SHORT TASK:
Of all the lines here, how many include the string "JSON"? Answer with the number only.
BEGIN RAW RECORDS
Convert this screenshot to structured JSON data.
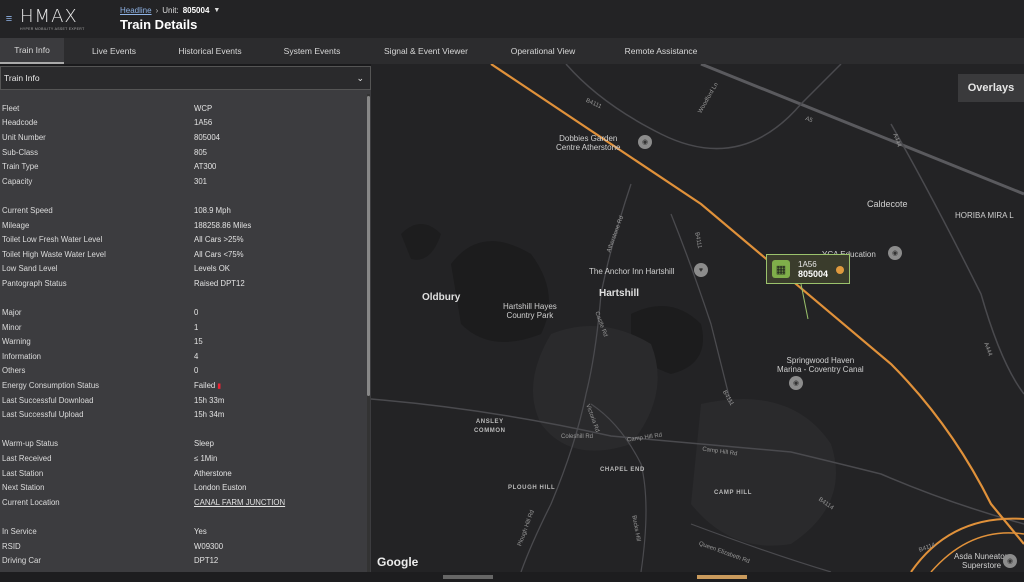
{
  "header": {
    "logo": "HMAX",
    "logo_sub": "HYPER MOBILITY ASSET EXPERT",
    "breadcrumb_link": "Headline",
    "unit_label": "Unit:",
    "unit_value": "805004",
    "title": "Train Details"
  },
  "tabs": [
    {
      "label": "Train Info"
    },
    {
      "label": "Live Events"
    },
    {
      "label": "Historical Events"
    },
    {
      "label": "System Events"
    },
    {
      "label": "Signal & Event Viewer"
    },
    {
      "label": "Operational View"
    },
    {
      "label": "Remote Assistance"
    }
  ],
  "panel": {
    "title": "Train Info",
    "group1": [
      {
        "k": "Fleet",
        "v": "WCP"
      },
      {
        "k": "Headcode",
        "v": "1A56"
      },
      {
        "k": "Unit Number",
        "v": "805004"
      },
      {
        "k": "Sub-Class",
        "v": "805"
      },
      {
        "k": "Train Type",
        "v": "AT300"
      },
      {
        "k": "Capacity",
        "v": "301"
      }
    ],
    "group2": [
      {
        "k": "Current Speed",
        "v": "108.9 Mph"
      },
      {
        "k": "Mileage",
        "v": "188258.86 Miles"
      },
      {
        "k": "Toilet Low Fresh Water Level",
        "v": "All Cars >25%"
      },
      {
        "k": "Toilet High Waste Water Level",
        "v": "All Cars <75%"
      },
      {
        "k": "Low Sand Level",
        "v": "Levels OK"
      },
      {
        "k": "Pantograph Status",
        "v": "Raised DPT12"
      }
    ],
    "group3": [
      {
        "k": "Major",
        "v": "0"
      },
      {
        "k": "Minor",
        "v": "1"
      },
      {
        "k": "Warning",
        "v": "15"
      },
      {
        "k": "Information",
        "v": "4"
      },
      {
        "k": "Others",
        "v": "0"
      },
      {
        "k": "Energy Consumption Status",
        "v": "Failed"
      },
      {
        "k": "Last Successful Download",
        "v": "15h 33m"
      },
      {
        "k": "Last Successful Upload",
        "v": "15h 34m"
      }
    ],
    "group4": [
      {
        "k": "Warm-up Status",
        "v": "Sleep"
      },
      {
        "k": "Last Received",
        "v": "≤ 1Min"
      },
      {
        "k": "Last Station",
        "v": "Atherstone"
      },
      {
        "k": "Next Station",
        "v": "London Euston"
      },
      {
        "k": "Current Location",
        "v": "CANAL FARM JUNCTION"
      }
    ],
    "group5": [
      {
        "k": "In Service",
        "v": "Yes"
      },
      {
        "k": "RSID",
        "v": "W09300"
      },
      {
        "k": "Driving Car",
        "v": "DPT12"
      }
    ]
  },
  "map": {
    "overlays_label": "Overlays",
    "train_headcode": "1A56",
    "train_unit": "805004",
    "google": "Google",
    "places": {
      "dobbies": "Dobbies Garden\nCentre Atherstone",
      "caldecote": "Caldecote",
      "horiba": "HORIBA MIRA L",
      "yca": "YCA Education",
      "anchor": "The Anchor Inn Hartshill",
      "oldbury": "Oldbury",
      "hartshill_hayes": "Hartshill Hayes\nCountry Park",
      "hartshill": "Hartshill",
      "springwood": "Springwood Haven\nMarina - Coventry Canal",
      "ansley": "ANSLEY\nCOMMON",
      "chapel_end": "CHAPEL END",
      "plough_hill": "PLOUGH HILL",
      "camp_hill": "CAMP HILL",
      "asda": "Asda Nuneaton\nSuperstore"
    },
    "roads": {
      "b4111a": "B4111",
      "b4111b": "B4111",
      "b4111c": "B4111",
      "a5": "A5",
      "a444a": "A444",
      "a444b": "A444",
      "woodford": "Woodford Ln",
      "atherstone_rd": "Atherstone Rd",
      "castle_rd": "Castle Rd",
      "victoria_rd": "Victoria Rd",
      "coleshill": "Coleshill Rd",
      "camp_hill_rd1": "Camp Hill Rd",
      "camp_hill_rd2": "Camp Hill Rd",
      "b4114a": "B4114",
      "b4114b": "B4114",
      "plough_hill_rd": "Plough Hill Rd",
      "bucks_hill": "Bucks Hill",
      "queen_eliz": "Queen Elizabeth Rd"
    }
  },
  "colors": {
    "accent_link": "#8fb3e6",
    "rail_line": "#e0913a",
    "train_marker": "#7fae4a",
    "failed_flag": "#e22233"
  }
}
END RAW RECORDS
BEGIN RAW RECORDS
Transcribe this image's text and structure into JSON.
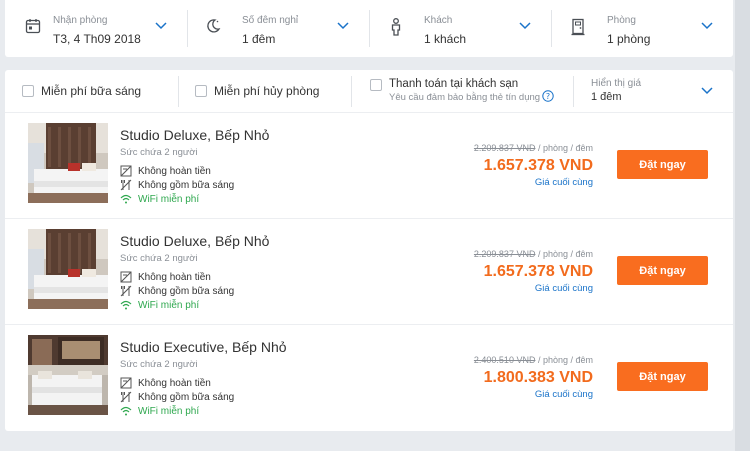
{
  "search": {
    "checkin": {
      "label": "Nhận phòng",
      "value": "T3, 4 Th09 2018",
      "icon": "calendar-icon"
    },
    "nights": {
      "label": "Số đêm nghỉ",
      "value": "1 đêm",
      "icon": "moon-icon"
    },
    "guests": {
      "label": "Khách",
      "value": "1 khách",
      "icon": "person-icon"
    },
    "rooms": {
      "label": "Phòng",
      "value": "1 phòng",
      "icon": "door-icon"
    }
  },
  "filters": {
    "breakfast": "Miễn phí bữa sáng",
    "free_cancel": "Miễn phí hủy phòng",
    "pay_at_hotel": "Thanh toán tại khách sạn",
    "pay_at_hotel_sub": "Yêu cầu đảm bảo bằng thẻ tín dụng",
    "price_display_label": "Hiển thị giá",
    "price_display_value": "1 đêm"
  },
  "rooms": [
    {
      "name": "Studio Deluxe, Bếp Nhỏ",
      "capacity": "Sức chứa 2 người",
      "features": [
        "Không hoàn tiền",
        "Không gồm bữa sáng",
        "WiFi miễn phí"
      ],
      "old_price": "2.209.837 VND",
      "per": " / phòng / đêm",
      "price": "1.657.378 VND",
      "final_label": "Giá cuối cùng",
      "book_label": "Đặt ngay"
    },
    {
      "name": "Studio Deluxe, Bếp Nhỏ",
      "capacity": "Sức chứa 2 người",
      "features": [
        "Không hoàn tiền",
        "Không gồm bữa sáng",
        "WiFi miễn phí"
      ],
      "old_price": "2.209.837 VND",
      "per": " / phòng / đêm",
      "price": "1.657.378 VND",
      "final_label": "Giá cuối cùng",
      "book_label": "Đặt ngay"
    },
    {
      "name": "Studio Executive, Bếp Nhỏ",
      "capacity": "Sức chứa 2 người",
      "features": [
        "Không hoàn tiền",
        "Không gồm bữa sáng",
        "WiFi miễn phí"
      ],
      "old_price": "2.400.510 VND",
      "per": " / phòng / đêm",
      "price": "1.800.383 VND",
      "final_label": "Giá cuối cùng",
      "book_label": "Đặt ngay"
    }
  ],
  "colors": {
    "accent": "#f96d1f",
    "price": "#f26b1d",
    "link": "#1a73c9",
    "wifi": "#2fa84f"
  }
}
END RAW RECORDS
RESULT OF THIS TASK:
2